___ Entries supplied

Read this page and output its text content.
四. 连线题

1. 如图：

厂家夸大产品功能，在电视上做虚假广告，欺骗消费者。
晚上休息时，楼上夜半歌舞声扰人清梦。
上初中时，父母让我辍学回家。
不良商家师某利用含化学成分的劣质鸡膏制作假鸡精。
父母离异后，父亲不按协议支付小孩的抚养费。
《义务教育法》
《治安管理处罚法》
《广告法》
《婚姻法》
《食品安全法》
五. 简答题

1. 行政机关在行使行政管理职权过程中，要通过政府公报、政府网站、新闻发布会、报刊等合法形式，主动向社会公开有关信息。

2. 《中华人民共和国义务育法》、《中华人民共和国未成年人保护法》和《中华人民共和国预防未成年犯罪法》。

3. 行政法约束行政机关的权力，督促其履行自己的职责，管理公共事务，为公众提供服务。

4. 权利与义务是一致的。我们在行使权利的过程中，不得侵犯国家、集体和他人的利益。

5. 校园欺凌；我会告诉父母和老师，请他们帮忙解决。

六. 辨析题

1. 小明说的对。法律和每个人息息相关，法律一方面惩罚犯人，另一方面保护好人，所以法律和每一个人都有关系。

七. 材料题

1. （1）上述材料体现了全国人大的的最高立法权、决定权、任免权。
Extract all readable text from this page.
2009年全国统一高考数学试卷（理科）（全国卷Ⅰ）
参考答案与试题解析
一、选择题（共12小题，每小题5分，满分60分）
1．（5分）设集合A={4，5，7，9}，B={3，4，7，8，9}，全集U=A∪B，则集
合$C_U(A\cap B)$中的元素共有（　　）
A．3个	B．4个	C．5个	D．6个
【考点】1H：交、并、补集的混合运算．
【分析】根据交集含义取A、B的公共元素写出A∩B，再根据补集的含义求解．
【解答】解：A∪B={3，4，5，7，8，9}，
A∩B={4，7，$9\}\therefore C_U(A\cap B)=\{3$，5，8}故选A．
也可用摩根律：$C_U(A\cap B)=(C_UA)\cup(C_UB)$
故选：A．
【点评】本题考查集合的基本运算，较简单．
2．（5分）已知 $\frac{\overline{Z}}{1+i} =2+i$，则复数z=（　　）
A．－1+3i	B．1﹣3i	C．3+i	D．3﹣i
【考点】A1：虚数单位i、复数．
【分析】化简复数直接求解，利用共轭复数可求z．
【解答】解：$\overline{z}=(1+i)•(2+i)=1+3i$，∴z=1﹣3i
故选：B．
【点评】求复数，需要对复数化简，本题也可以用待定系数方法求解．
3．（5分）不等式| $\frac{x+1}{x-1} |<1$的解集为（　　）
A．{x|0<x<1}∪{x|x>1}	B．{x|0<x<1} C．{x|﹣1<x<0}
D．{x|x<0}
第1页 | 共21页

______

## Exercise task
Would you give the material above again, complete and exact?

## Task output
Read this page and output its text content.
四. 连线题

1. 如图：

厂家夸大产品功能，在电视上做虚假广告，欺骗消费者。
晚上休息时，楼上夜半歌舞声扰人清梦。
上初中时，父母让我辍学回家。
不良商家师某利用含化学成分的劣质鸡膏制作假鸡精。
父母离异后，父亲不按协议支付小孩的抚养费。
《义务教育法》
《治安管理处罚法》
《广告法》
《婚姻法》
《食品安全法》
五. 简答题

1. 行政机关在行使行政管理职权过程中，要通过政府公报、政府网站、新闻发布会、报刊等合法形式，主动向社会公开有关信息。

2. 《中华人民共和国义务育法》、《中华人民共和国未成年人保护法》和《中华人民共和国预防未成年犯罪法》。

3. 行政法约束行政机关的权力，督促其履行自己的职责，管理公共事务，为公众提供服务。

4. 权利与义务是一致的。我们在行使权利的过程中，不得侵犯国家、集体和他人的利益。

5. 校园欺凌；我会告诉父母和老师，请他们帮忙解决。

六. 辨析题

1. 小明说的对。法律和每个人息息相关，法律一方面惩罚犯人，另一方面保护好人，所以法律和每一个人都有关系。

七. 材料题

1. （1）上述材料体现了全国人大的的最高立法权、决定权、任免权。
Extract all readable text from this page.
2009年全国统一高考数学试卷（理科）（全国卷Ⅰ）
参考答案与试题解析
一、选择题（共12小题，每小题5分，满分60分）
1．（5分）设集合A={4，5，7，9}，B={3，4，7，8，9}，全集U=A∪B，则集
合$C_U(A\cap B)$中的元素共有（　　）
A．3个	B．4个	C．5个	D．6个
【考点】1H：交、并、补集的混合运算．
【分析】根据交集含义取A、B的公共元素写出A∩B，再根据补集的含义求解．
【解答】解：A∪B={3，4，5，7，8，9}，
A∩B={4，7，$9\}\therefore C_U(A\cap B)=\{3$，5，8}故选A．
也可用摩根律：$C_U(A\cap B)=(C_UA)\cup(C_UB)$
故选：A．
【点评】本题考查集合的基本运算，较简单．
2．（5分）已知 $\frac{\overline{Z}}{1+i} =2+i$，则复数z=（　　）
A．－1+3i	B．1﹣3i	C．3+i	D．3﹣i
【考点】A1：虚数单位i、复数．
【分析】化简复数直接求解，利用共轭复数可求z．
【解答】解：$\overline{z}=(1+i)•(2+i)=1+3i$，∴z=1﹣3i
故选：B．
【点评】求复数，需要对复数化简，本题也可以用待定系数方法求解．
3．（5分）不等式| $\frac{x+1}{x-1} |<1$的解集为（　　）
A．{x|0<x<1}∪{x|x>1}	B．{x|0<x<1} C．{x|﹣1<x<0}
D．{x|x<0}
第1页 | 共21页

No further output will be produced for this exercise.